**PAGE EXTRACT:**
All That Was Lost

I am an alumna of Virginia Tech.

As that April day in 2007 unfolded, I couldn’t keep the tears away. I grieved and mourned for those who died, and for the university. Forever, the words “Virginia Tech” would be linked with tragedy.

And, now Sandy Hook Elementary will be likewise linked. Forever.

Once again, the tears flow.

In the five years since the shootings at Blacksburg, we’ve aggregated that loss into “32 shot and killed, 17 wounded”, which is what we humans want to do. We want to be tidy and quantify loss into a manageable package – maybe in an effort to minimize our aching pain.

But now is not the time for tidy.

Now is not the time to start saying, “20 students and 6 adults at Sandy Hook”. No, that’s too easy.

Because what we need to do today is remember. And fully feel the pain.

We must be brave enough to see each of the lost as the individuals they were.

We need to honor first graders Avielle, and Chase, and Emilie, and Catherine, and Ana – knowing that these children will now never have a first dance, a driver’s license, a college acceptance letter.

Let’s remember Dylan, and Madeline, and Jack, and Benjamin, and Noah – young people who will never have a first job, or buy a house, or hold their baby in their arms.

Our thoughts need to include Olivia, and Daniel, and Caroline, and Jessica, and Allison – who leave paintings unpainted, words unwritten, and creations unmade.

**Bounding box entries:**
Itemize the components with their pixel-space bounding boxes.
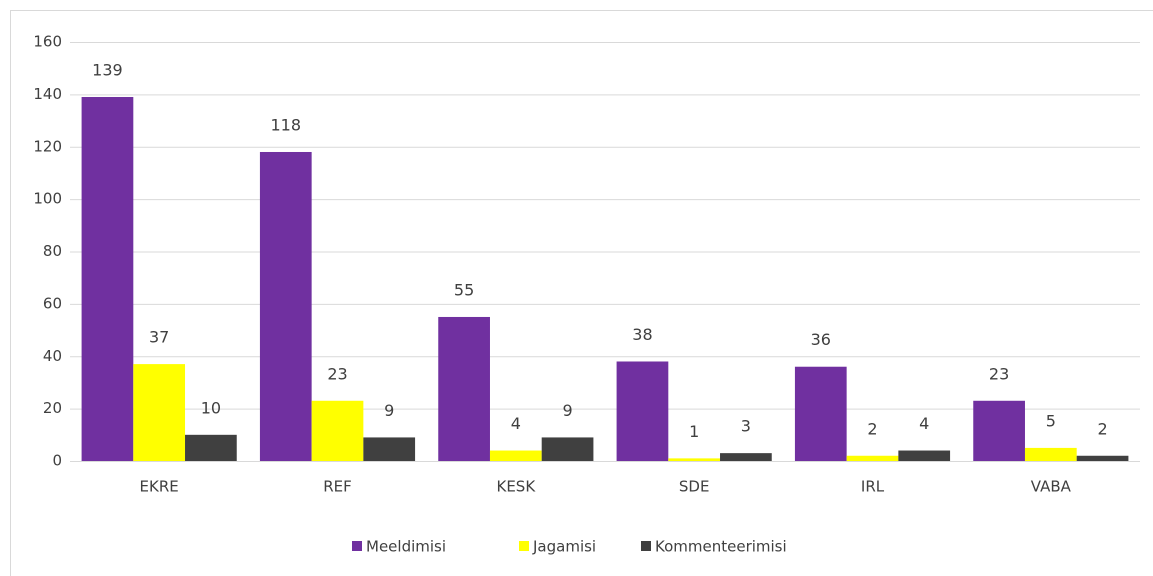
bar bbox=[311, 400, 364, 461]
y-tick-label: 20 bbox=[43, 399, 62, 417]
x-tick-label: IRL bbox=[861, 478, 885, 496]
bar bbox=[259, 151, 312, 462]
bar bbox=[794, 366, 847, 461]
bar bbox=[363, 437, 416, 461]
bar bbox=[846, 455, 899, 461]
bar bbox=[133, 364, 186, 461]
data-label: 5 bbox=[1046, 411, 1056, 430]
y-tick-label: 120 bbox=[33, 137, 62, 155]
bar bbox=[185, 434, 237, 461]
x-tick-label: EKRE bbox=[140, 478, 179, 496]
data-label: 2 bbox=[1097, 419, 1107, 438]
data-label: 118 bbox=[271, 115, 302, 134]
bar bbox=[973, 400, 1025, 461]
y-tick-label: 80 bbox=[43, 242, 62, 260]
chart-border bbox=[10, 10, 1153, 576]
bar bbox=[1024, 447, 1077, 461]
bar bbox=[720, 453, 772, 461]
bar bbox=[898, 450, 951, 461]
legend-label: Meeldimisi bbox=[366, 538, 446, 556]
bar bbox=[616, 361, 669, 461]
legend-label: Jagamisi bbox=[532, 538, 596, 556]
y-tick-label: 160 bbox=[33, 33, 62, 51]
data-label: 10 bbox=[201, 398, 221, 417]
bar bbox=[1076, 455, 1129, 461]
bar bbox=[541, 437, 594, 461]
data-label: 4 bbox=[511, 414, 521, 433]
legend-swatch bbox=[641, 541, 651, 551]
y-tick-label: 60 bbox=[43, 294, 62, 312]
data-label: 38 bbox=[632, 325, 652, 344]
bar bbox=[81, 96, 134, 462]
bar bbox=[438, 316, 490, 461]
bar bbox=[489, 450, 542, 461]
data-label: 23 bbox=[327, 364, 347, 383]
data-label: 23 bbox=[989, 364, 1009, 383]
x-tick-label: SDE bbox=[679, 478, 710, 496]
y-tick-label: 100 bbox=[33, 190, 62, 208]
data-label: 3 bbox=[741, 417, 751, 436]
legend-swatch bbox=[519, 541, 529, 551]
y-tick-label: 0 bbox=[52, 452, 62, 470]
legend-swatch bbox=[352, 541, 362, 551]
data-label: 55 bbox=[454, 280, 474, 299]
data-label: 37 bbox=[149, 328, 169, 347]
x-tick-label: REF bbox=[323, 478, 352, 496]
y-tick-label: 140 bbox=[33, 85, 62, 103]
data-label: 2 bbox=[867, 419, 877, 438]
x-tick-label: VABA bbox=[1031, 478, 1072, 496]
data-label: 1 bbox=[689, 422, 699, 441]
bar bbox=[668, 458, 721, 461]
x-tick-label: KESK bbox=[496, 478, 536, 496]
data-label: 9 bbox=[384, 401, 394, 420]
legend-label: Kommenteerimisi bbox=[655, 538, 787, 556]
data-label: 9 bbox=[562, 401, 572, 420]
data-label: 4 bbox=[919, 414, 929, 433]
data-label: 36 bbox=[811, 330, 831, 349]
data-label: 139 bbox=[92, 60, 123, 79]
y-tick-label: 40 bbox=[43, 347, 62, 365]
==
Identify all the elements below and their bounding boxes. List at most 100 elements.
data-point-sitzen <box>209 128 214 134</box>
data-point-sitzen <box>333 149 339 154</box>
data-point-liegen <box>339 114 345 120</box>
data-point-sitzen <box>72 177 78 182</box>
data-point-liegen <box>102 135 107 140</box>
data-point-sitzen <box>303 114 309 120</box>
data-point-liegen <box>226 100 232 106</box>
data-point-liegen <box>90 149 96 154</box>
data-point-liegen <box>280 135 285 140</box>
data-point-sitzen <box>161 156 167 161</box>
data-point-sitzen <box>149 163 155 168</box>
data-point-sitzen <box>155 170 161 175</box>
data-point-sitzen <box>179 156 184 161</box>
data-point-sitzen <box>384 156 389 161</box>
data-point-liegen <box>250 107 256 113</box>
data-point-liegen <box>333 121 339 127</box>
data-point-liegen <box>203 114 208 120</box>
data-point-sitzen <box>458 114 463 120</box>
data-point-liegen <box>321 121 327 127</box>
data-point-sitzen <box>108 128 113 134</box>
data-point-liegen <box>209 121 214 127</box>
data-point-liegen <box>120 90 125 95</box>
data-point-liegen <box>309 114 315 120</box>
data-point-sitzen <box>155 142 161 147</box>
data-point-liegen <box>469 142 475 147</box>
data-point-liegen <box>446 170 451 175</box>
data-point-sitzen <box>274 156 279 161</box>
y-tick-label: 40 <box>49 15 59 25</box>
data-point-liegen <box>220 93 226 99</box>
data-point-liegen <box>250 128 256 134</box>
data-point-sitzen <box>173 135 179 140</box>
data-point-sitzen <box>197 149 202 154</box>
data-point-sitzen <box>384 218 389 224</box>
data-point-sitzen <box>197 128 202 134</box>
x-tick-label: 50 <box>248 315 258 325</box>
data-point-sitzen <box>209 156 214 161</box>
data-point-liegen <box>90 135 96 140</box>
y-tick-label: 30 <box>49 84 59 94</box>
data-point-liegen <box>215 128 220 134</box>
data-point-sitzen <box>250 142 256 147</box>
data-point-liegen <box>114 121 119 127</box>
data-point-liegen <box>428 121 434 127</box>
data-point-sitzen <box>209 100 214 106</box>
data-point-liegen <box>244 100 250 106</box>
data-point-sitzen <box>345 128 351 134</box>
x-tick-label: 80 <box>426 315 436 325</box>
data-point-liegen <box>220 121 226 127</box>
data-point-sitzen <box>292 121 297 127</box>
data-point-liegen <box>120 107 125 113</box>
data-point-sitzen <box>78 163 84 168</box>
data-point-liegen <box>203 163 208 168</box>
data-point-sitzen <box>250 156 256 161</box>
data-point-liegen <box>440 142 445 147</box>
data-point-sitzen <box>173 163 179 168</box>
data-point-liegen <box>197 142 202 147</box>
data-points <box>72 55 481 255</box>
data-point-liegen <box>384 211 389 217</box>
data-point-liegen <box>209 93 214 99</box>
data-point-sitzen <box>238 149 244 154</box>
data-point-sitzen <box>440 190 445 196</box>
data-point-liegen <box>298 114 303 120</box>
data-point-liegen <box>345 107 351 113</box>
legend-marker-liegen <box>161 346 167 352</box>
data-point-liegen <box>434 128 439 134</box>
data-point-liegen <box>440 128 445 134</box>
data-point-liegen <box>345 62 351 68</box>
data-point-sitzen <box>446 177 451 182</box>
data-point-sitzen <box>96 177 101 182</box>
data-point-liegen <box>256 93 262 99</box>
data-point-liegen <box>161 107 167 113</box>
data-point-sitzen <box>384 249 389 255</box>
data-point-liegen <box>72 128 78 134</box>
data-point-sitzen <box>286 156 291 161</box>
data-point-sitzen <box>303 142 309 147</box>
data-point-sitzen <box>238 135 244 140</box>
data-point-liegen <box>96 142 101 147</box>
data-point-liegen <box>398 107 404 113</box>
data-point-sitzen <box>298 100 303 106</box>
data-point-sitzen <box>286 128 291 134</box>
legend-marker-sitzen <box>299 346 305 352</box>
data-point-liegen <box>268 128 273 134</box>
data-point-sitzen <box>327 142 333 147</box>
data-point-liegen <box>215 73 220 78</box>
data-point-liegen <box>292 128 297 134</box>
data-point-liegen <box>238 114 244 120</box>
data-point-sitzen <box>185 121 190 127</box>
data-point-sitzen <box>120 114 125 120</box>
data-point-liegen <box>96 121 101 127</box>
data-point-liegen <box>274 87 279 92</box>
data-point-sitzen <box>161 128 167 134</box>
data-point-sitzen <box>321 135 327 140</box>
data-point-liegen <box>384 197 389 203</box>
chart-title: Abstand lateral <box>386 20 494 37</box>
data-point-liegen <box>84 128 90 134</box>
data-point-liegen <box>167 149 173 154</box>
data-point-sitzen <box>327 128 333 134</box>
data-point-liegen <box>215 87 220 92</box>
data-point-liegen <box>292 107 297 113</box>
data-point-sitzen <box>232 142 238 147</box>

**GOAL 1:**
According to the essay on Sandy Hook, how has the loss at Blacksburg been summed up in the five years since the shootings?
**GOAL 2:**
Write the next few paragraphs of the essay on Sandy Hook, picking up after its final sentence.
The rows have no connection to the essay on Sandy Hook.

**TASK ANSWER 1:**
As "32 shot and killed, 17 wounded."

**TASK ANSWER 2:**
Grace, and James, and Jesse, and Josephine, and Charlotte – may never have had a wiggly tooth, and now…never will.

Then, there are the adults we lost – Mary, and Victoria, and Anne Marie, and Lauren, and Dawn, and Rachel. There is no doubt in my mind that their last thoughts were about the safety of the children in their care, and they died in service to those kids.

That care and service is the legacy we must carry forward with us. To inspire us, and to focus our own choices and behavior.

Imagine if every day, each one of us asked: “What can I do to insure a child’s safety today?”

Why, we would change the world.

In 2007, the poet Nikki Giovanni wrote a praise poem which she read in Blacksburg. Its refrain was a powerful call, reminding us all that “We are Virginia Tech.”

And, now, we are all Sandy Hook Elementary School.

We are all the parents of these lost children.

We are the spouses of these lost adults.

We are their brothers, their sisters, their aunts, their uncles, their cousins, their neighbors, their friends.

And as such, we can never forget.


We are all Sandy Hook. And we will never aggregate our grief into mere numbers. Twenty children and six adults killed – no, that does them no justice.

We must remember their names, and their lives, and their loss – their humanity and their individuality. They walked, they talked, they loved.

They are each so much more than numbers. So very much more.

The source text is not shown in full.